[A run of records]
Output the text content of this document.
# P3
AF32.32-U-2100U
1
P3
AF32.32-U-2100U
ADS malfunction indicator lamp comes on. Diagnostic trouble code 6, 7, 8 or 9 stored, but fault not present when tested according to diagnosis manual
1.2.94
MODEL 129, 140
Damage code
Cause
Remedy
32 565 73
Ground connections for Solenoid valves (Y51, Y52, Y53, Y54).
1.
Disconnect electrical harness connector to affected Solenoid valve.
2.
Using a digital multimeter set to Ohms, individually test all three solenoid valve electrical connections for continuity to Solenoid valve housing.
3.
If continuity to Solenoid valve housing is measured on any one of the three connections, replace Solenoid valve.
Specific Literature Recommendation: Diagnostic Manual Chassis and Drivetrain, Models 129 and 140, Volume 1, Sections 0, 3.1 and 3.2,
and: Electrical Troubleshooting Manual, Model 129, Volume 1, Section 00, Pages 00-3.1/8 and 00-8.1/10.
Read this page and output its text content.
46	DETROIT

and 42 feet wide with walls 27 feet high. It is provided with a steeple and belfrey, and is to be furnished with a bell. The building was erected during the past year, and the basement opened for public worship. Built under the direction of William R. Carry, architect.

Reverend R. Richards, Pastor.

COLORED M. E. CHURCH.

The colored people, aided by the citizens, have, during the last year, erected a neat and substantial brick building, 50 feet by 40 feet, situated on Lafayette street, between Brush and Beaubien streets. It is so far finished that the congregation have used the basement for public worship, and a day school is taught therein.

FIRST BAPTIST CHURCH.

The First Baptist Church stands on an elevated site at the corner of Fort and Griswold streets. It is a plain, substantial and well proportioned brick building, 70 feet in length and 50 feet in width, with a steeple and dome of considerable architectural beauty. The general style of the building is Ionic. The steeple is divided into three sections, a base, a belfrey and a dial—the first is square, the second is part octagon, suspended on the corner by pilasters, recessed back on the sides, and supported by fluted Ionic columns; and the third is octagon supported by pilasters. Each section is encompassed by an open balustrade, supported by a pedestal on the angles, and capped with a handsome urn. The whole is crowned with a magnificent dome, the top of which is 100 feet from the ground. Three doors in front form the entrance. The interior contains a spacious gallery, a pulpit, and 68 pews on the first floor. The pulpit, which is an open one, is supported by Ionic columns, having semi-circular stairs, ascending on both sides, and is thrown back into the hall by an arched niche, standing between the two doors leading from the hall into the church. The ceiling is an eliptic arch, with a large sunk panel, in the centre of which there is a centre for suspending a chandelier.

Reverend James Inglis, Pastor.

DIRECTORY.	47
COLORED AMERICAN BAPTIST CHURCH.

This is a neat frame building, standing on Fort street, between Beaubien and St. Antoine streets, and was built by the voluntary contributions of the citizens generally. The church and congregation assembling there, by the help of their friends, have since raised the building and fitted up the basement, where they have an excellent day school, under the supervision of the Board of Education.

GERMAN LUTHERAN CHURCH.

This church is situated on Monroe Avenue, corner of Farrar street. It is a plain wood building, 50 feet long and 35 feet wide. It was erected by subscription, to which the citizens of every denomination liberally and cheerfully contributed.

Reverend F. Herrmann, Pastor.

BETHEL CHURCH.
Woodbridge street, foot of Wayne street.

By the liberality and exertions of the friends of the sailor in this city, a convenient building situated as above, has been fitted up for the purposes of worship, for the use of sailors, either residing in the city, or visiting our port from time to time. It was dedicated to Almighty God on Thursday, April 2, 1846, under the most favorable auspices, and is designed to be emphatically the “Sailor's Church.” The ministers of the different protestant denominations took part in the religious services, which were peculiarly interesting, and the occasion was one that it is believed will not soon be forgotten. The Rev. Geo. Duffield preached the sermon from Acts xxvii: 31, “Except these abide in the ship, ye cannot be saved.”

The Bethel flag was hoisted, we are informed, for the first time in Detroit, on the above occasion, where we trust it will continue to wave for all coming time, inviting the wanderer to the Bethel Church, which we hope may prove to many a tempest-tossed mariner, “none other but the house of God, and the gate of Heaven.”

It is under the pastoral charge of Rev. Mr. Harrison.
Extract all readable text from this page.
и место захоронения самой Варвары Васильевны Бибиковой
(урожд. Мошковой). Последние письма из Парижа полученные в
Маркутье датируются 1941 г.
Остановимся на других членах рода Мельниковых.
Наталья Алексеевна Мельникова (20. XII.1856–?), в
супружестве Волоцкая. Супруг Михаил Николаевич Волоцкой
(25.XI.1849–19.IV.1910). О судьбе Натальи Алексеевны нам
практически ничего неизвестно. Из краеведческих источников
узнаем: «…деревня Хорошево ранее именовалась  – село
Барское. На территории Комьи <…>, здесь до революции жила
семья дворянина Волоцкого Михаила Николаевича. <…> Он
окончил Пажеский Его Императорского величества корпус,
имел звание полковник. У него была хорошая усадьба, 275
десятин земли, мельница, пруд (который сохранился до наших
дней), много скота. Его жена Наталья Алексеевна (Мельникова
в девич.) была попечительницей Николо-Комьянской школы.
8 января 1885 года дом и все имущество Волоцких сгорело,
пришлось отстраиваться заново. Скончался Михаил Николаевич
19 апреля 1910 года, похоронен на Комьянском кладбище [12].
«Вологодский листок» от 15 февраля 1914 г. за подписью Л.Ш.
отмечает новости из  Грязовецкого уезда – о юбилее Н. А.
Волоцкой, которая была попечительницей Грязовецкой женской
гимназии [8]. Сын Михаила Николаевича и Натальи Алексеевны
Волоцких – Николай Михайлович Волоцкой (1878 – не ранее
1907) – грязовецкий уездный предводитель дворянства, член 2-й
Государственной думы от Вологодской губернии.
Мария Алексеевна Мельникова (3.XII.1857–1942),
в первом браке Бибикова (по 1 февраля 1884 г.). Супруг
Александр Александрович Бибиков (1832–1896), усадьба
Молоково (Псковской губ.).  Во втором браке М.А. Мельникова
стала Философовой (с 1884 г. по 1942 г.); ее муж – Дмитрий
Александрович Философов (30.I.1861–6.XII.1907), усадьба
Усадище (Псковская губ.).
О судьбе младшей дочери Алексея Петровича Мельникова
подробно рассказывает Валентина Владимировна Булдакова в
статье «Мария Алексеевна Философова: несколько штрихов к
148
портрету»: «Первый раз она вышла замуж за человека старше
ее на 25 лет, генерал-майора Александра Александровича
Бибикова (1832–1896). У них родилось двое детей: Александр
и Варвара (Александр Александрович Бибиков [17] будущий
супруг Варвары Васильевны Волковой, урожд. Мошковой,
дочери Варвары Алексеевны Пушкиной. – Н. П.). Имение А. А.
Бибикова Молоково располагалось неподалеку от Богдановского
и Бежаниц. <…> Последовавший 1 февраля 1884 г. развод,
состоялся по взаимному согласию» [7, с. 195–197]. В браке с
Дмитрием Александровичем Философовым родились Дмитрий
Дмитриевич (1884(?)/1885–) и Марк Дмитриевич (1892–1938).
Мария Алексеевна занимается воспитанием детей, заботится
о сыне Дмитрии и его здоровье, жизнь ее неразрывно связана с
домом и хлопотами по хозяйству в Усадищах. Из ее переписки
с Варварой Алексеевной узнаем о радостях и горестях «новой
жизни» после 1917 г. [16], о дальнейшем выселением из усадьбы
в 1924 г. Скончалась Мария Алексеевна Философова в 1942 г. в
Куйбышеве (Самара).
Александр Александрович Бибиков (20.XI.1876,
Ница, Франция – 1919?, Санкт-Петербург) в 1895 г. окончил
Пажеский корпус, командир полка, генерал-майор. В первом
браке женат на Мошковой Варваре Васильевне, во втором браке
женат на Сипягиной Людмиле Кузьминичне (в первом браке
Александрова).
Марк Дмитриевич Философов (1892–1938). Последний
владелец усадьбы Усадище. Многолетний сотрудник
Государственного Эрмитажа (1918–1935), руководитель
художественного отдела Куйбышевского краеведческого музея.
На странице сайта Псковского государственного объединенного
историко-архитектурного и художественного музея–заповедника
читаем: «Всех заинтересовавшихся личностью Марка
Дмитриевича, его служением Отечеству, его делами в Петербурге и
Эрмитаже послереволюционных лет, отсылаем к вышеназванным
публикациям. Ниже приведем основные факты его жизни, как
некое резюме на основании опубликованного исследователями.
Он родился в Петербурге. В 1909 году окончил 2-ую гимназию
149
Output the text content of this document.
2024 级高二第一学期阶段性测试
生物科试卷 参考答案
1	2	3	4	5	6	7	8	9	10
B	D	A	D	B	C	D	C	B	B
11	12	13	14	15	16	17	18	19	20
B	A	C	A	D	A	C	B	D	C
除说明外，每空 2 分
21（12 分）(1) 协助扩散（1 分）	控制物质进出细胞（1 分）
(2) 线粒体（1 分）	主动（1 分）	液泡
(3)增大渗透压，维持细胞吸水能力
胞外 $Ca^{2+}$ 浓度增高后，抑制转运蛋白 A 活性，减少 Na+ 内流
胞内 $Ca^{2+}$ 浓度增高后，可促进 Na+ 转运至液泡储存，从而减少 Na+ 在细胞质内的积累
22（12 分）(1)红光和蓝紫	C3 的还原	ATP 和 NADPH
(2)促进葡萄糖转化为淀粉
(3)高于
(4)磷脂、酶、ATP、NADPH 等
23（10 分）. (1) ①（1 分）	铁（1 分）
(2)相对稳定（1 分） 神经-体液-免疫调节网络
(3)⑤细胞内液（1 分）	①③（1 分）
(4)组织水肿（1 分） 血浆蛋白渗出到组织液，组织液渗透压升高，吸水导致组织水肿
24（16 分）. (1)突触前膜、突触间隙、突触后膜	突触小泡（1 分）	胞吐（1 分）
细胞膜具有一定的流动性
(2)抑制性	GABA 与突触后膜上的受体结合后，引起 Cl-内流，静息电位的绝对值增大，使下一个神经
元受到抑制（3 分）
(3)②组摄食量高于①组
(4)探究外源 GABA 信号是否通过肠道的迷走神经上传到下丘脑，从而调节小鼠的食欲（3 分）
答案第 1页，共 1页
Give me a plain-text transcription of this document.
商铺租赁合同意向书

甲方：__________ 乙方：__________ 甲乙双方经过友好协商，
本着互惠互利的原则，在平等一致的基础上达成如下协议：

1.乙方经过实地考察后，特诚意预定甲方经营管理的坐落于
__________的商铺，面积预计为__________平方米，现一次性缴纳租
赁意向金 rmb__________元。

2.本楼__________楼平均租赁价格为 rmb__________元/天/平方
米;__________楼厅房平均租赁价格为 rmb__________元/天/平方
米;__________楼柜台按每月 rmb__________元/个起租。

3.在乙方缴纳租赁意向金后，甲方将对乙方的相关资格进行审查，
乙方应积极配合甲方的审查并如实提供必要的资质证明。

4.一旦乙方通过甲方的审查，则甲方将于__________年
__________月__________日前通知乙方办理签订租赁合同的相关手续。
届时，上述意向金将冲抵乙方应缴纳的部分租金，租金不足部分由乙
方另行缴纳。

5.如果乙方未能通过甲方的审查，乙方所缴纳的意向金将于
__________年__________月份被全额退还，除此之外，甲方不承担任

Set task:
Report how many lines in this data include the string "детей", and nothing else.

Task answer:
2